» What is expected:
Count the lines below that contain the word "icon" and give only that number.

⟨

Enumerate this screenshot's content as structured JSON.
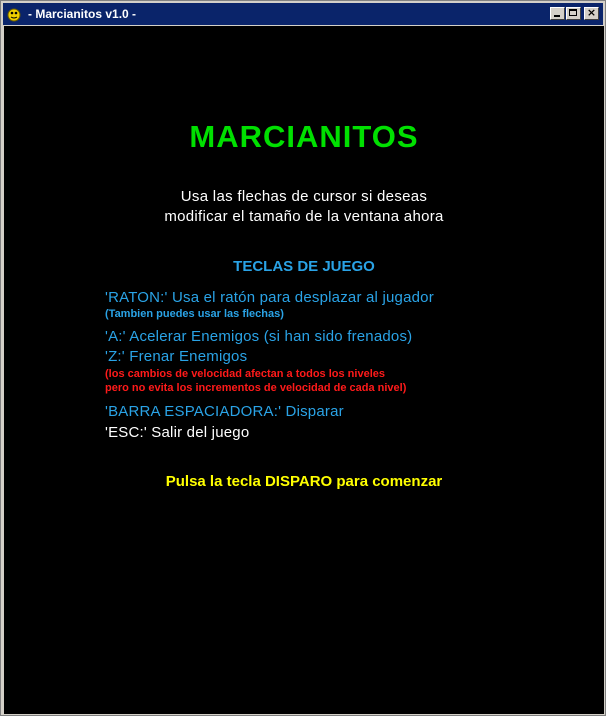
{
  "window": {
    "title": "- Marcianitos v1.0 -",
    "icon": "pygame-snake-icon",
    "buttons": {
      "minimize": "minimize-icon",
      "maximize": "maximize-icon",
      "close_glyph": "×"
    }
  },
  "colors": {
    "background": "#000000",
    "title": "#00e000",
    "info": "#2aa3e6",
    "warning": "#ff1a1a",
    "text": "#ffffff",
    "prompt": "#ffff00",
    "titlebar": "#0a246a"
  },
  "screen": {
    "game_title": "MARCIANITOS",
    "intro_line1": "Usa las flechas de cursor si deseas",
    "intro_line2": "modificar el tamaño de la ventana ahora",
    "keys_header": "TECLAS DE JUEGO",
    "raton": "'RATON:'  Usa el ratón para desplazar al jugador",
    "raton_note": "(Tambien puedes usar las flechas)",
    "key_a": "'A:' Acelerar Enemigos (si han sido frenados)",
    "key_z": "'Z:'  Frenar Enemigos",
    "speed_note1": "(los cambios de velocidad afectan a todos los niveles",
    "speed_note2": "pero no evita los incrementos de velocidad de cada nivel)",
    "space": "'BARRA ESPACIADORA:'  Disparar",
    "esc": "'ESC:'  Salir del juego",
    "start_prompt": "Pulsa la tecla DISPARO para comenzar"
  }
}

⟩

» Task solution:
3